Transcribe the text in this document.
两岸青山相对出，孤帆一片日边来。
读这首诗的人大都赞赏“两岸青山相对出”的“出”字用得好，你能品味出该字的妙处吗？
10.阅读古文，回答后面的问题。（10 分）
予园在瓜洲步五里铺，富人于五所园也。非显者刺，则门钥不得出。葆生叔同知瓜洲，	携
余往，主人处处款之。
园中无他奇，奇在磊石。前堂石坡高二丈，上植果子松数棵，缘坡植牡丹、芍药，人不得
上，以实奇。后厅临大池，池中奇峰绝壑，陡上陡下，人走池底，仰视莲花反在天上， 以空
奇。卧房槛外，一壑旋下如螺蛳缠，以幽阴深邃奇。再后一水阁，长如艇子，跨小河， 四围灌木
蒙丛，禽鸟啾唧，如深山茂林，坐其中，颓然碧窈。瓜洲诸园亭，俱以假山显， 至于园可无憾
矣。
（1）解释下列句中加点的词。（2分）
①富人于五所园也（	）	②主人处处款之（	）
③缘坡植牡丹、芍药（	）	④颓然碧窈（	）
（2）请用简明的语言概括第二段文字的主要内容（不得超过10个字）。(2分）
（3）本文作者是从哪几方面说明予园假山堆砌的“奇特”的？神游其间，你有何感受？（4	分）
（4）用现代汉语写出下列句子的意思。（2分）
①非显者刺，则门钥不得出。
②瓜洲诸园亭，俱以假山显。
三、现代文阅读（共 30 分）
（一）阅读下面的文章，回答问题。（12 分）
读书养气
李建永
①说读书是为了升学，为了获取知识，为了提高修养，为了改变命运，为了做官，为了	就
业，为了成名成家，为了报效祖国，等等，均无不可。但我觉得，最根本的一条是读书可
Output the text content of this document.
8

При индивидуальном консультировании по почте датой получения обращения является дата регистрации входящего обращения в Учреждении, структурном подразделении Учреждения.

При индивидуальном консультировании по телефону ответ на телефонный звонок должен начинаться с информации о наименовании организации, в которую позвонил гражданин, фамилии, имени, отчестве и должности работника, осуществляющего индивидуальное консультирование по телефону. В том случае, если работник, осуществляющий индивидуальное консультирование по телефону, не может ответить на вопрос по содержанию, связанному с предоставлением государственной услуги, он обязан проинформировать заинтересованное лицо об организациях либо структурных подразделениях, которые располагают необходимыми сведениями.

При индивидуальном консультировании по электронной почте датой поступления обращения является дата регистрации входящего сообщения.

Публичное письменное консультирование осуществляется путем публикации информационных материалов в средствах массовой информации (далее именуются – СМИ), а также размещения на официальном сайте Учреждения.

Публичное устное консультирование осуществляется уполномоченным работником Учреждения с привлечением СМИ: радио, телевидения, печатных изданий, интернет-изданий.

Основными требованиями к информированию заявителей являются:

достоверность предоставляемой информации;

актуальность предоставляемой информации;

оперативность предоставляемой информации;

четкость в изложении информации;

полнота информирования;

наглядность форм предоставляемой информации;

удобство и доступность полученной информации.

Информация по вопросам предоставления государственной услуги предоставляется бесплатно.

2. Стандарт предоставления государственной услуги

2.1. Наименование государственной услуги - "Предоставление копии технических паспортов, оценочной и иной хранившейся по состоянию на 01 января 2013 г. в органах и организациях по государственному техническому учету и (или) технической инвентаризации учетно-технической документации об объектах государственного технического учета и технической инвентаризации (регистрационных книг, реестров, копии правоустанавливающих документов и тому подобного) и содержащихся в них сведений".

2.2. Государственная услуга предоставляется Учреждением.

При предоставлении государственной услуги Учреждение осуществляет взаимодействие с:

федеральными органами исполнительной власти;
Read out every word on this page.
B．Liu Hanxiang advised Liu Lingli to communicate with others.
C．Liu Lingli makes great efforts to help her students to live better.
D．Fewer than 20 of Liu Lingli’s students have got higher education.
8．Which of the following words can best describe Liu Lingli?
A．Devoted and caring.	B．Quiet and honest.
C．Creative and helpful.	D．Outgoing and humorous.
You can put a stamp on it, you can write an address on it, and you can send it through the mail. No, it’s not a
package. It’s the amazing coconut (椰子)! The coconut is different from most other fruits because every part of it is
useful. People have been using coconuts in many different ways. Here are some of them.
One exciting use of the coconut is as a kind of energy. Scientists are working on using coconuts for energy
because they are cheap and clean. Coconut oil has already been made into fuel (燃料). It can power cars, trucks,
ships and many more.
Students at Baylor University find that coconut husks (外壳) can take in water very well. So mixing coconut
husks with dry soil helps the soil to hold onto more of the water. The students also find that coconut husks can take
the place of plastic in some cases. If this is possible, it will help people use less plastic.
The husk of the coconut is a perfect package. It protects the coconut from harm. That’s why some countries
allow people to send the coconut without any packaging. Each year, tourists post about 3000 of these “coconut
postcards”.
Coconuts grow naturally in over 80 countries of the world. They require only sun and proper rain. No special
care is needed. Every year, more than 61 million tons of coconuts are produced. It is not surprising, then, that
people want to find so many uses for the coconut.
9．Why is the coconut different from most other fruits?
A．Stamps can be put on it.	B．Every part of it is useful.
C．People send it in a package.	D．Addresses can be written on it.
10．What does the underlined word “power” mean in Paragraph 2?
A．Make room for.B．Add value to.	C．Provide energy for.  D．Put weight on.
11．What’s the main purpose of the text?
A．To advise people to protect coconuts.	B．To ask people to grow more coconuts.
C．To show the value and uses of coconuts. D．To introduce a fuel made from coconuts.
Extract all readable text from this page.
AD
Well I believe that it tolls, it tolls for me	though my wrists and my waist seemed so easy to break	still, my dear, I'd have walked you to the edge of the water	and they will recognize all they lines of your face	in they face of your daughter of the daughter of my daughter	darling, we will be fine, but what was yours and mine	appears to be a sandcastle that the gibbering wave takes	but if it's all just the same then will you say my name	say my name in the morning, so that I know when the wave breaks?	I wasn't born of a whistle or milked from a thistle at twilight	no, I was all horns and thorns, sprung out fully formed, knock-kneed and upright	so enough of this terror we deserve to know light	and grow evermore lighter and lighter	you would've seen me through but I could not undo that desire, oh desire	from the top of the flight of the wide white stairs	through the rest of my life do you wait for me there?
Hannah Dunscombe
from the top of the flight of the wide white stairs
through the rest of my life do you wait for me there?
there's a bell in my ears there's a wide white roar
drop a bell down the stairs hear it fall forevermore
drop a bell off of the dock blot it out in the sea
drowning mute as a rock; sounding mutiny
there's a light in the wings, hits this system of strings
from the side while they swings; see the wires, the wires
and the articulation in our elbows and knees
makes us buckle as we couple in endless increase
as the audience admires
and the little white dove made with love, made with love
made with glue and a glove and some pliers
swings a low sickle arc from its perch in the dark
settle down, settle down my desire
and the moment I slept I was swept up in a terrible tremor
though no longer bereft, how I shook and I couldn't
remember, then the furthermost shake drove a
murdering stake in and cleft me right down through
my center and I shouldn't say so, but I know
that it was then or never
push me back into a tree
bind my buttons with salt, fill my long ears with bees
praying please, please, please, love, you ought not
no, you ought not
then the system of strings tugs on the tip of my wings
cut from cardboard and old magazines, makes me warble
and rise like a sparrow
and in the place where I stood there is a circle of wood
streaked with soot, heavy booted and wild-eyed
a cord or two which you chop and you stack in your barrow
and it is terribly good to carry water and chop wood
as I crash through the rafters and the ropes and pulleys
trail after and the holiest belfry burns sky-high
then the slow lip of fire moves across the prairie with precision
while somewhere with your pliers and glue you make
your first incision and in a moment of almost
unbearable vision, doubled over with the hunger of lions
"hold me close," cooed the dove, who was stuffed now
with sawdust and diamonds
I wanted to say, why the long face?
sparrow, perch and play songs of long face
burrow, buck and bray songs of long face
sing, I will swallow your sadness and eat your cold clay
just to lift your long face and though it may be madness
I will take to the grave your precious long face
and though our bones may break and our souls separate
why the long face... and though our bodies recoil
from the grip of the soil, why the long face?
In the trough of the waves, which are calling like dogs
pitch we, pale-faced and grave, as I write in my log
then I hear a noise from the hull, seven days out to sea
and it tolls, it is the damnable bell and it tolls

--

- [WORK TO DO]:
Report how many lines include the word "year". Give nothing but the number.

- [COMPLETE OUTPUT]:
2